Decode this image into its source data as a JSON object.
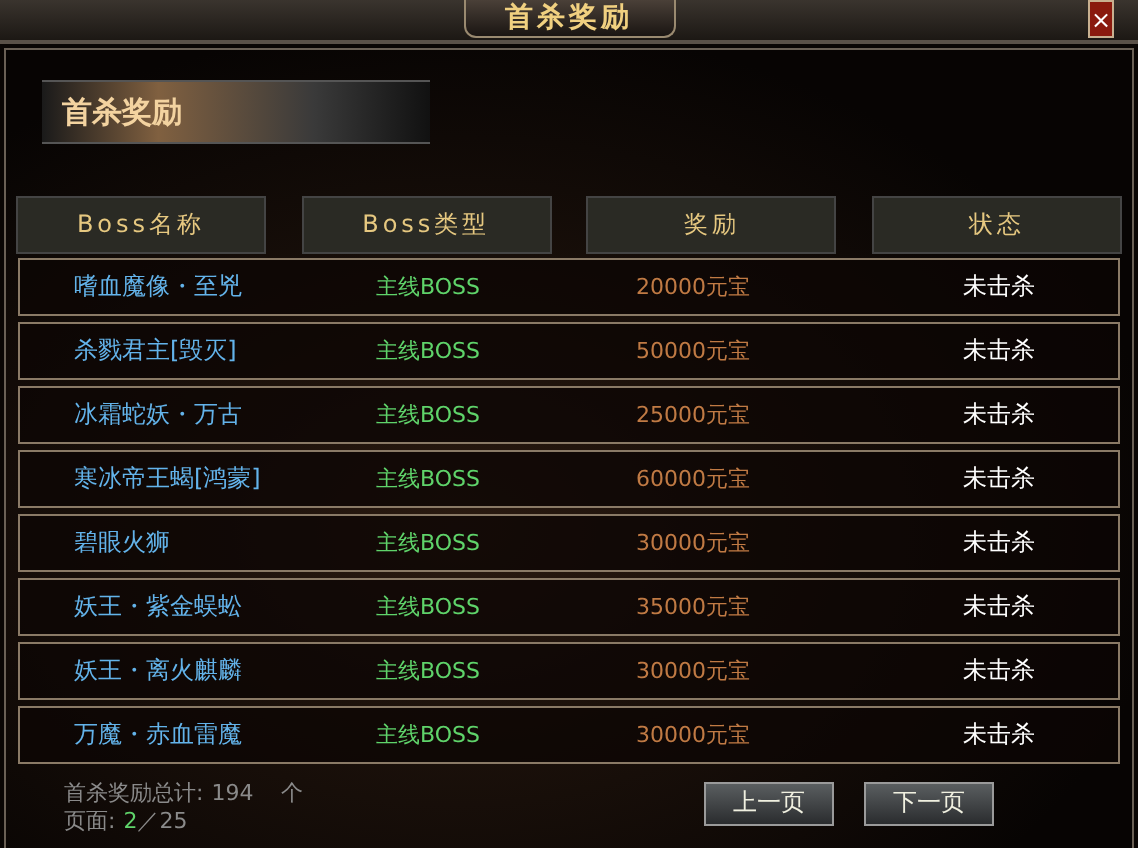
{
  "window": {
    "title": "首杀奖励",
    "close": "×"
  },
  "banner": "首杀奖励",
  "table": {
    "columns": [
      "Boss名称",
      "Boss类型",
      "奖励",
      "状态"
    ],
    "rows": [
      {
        "name": "嗜血魔像・至兇",
        "type": "主线BOSS",
        "reward": "20000元宝",
        "status": "未击杀"
      },
      {
        "name": "杀戮君主[毁灭]",
        "type": "主线BOSS",
        "reward": "50000元宝",
        "status": "未击杀"
      },
      {
        "name": "冰霜蛇妖・万古",
        "type": "主线BOSS",
        "reward": "25000元宝",
        "status": "未击杀"
      },
      {
        "name": "寒冰帝王蝎[鸿蒙]",
        "type": "主线BOSS",
        "reward": "60000元宝",
        "status": "未击杀"
      },
      {
        "name": "碧眼火狮",
        "type": "主线BOSS",
        "reward": "30000元宝",
        "status": "未击杀"
      },
      {
        "name": "妖王・紫金蜈蚣",
        "type": "主线BOSS",
        "reward": "35000元宝",
        "status": "未击杀"
      },
      {
        "name": "妖王・离火麒麟",
        "type": "主线BOSS",
        "reward": "30000元宝",
        "status": "未击杀"
      },
      {
        "name": "万魔・赤血雷魔",
        "type": "主线BOSS",
        "reward": "30000元宝",
        "status": "未击杀"
      }
    ]
  },
  "footer": {
    "total_label": "首杀奖励总计:",
    "total": "194",
    "total_unit": "个",
    "page_label": "页面:",
    "page_current": "2",
    "page_total": "／25"
  },
  "buttons": [
    "上一页",
    "下一页"
  ]
}
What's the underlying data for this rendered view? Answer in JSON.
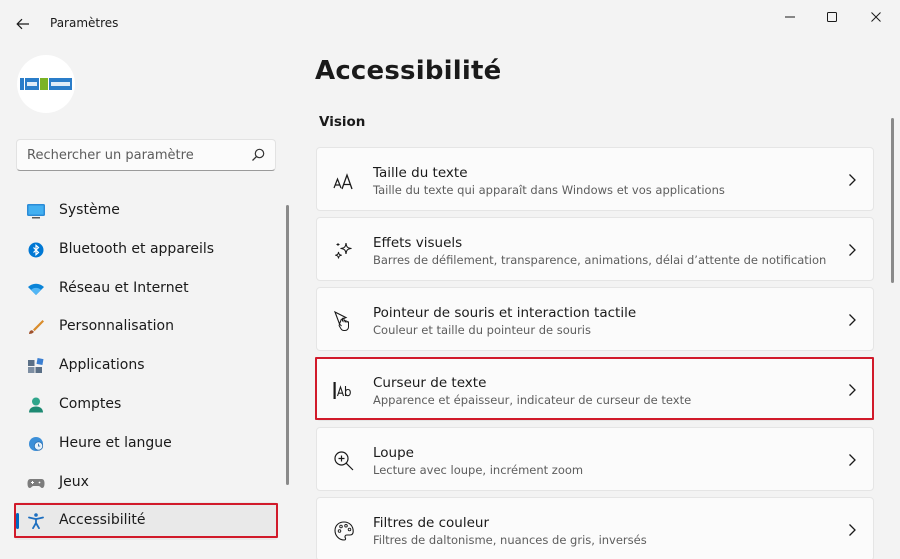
{
  "window": {
    "title": "Paramètres",
    "controls": [
      "minimize-icon",
      "maximize-icon",
      "close-icon"
    ]
  },
  "avatar": {
    "logo_text": "info-4-android",
    "colors": {
      "blue": "#2a7dc9",
      "green": "#7bb324"
    }
  },
  "search": {
    "placeholder": "Rechercher un paramètre",
    "icon": "search-icon"
  },
  "sidebar": {
    "items": [
      {
        "label": "Système",
        "icon": "system-monitor-icon",
        "selected": false
      },
      {
        "label": "Bluetooth et appareils",
        "icon": "bluetooth-icon",
        "selected": false
      },
      {
        "label": "Réseau et Internet",
        "icon": "wifi-icon",
        "selected": false
      },
      {
        "label": "Personnalisation",
        "icon": "brush-icon",
        "selected": false
      },
      {
        "label": "Applications",
        "icon": "apps-icon",
        "selected": false
      },
      {
        "label": "Comptes",
        "icon": "account-icon",
        "selected": false
      },
      {
        "label": "Heure et langue",
        "icon": "clock-globe-icon",
        "selected": false
      },
      {
        "label": "Jeux",
        "icon": "gamepad-icon",
        "selected": false
      },
      {
        "label": "Accessibilité",
        "icon": "accessibility-icon",
        "selected": true
      }
    ]
  },
  "main": {
    "title": "Accessibilité",
    "section": "Vision",
    "cards": [
      {
        "title": "Taille du texte",
        "subtitle": "Taille du texte qui apparaît dans Windows et vos applications",
        "icon": "text-size-icon"
      },
      {
        "title": "Effets visuels",
        "subtitle": "Barres de défilement, transparence, animations, délai d’attente de notification",
        "icon": "sparkle-icon"
      },
      {
        "title": "Pointeur de souris et interaction tactile",
        "subtitle": "Couleur et taille du pointeur de souris",
        "icon": "touch-pointer-icon"
      },
      {
        "title": "Curseur de texte",
        "subtitle": "Apparence et épaisseur, indicateur de curseur de texte",
        "icon": "text-cursor-icon"
      },
      {
        "title": "Loupe",
        "subtitle": "Lecture avec loupe, incrément zoom",
        "icon": "magnifier-icon"
      },
      {
        "title": "Filtres de couleur",
        "subtitle": "Filtres de daltonisme, nuances de gris, inversés",
        "icon": "color-palette-icon"
      }
    ]
  },
  "colors": {
    "accent": "#0067c0",
    "highlight_outline": "#d11a2a",
    "background": "#f3f3f3"
  }
}
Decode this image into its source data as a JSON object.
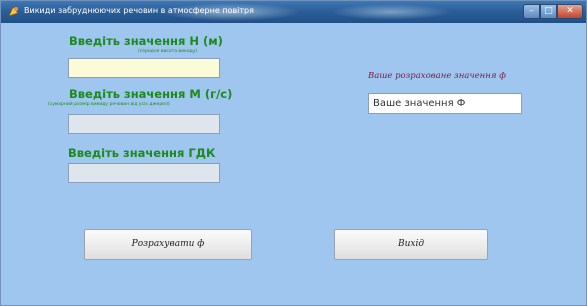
{
  "window": {
    "title": "Викиди забруднюючих речовин в атмосферне повітря"
  },
  "form": {
    "h_label": "Введіть значення Н (м)",
    "h_hint": "(середня висота викиду)",
    "h_value": "",
    "m_label": "Введіть значення М (г/с)",
    "m_hint": "(сумарний розмір викиду речовин від усіх джерел)",
    "m_value": "",
    "gdk_label": "Введіть значення ГДК",
    "gdk_value": ""
  },
  "result": {
    "label": "Ваше розраховане значення ф",
    "value": "Ваше значення Ф"
  },
  "buttons": {
    "calculate": "Розрахувати ф",
    "exit": "Вихід"
  },
  "colors": {
    "window_bg": "#9fc6ee",
    "label_green": "#1c8a1c",
    "result_label": "#7b1a3e"
  }
}
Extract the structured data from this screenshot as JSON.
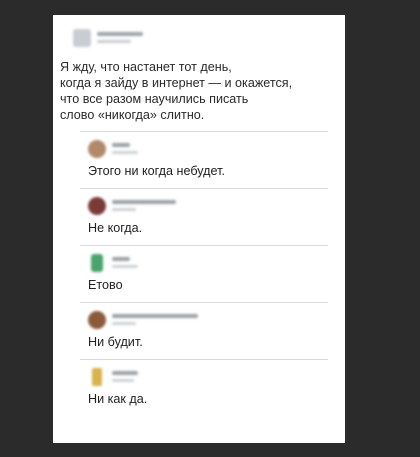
{
  "post": {
    "text_lines": [
      "Я жду, что настанет тот день,",
      "когда я зайду в интернет — и окажется,",
      "что все разом научились писать",
      "слово «никогда» слитно."
    ]
  },
  "comments": [
    {
      "text": "Этого ни когда небудет.",
      "avatar_color": "#b08a6a"
    },
    {
      "text": "Не когда.",
      "avatar_color": "#7a3b36"
    },
    {
      "text": "Етово",
      "avatar_color": "#4aa36b"
    },
    {
      "text": "Ни будит.",
      "avatar_color": "#8a5a3a"
    },
    {
      "text": "Ни как да.",
      "avatar_color": "#d8b24a"
    }
  ],
  "colors": {
    "page_background": "#2b2b2b",
    "card_background": "#ffffff",
    "text": "#222222"
  }
}
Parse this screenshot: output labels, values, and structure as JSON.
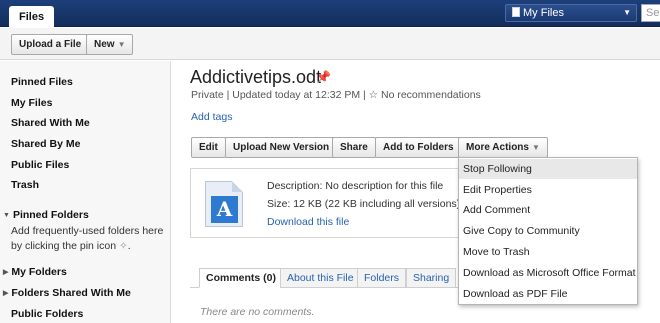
{
  "topbar": {
    "app_tab": "Files",
    "scope_label": "My Files",
    "search_placeholder": "Sea"
  },
  "toolbar": {
    "upload_label": "Upload a File",
    "new_label": "New"
  },
  "sidebar": {
    "items": [
      "Pinned Files",
      "My Files",
      "Shared With Me",
      "Shared By Me",
      "Public Files",
      "Trash"
    ],
    "pinned_folders": "Pinned Folders",
    "pinned_hint": "Add frequently-used folders here by clicking the pin icon",
    "my_folders": "My Folders",
    "folders_shared": "Folders Shared With Me",
    "public_folders": "Public Folders"
  },
  "file": {
    "title": "Addictivetips.odt",
    "visibility": "Private",
    "updated": "Updated today at 12:32 PM",
    "recommendations": "No recommendations",
    "add_tags": "Add tags",
    "description": "Description: No description for this file",
    "size": "Size: 12 KB (22 KB including all versions)",
    "download": "Download this file"
  },
  "actions": {
    "edit": "Edit",
    "upload_version": "Upload New Version",
    "share": "Share",
    "add_to_folders": "Add to Folders",
    "more_actions": "More Actions"
  },
  "menu": {
    "items": [
      "Stop Following",
      "Edit Properties",
      "Add Comment",
      "Give Copy to Community",
      "Move to Trash",
      "Download as Microsoft Office Format",
      "Download as PDF File"
    ]
  },
  "tabs": {
    "comments": "Comments (0)",
    "about": "About this File",
    "folders": "Folders",
    "sharing": "Sharing"
  },
  "comments": {
    "empty": "There are no comments."
  },
  "colors": {
    "topbar": "#1d3f7a",
    "link": "#2762b0",
    "file_icon": "#2f7ad1"
  }
}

-------

» Goal of the exercise: All lines from the one holding "Parse this screenshot: output" through the last line of the entries, and nothing else, are to be output exactly; leave out the pictures.

» Response to this task:
Parse this screenshot: output labels, values, and structure as JSON.
{
  "topbar": {
    "app_tab": "Files",
    "scope_label": "My Files",
    "search_placeholder": "Sea"
  },
  "toolbar": {
    "upload_label": "Upload a File",
    "new_label": "New"
  },
  "sidebar": {
    "items": [
      "Pinned Files",
      "My Files",
      "Shared With Me",
      "Shared By Me",
      "Public Files",
      "Trash"
    ],
    "pinned_folders": "Pinned Folders",
    "pinned_hint": "Add frequently-used folders here by clicking the pin icon",
    "my_folders": "My Folders",
    "folders_shared": "Folders Shared With Me",
    "public_folders": "Public Folders"
  },
  "file": {
    "title": "Addictivetips.odt",
    "visibility": "Private",
    "updated": "Updated today at 12:32 PM",
    "recommendations": "No recommendations",
    "add_tags": "Add tags",
    "description": "Description: No description for this file",
    "size": "Size: 12 KB (22 KB including all versions)",
    "download": "Download this file"
  },
  "actions": {
    "edit": "Edit",
    "upload_version": "Upload New Version",
    "share": "Share",
    "add_to_folders": "Add to Folders",
    "more_actions": "More Actions"
  },
  "menu": {
    "items": [
      "Stop Following",
      "Edit Properties",
      "Add Comment",
      "Give Copy to Community",
      "Move to Trash",
      "Download as Microsoft Office Format",
      "Download as PDF File"
    ]
  },
  "tabs": {
    "comments": "Comments (0)",
    "about": "About this File",
    "folders": "Folders",
    "sharing": "Sharing"
  },
  "comments": {
    "empty": "There are no comments."
  },
  "colors": {
    "topbar": "#1d3f7a",
    "link": "#2762b0",
    "file_icon": "#2f7ad1"
  }
}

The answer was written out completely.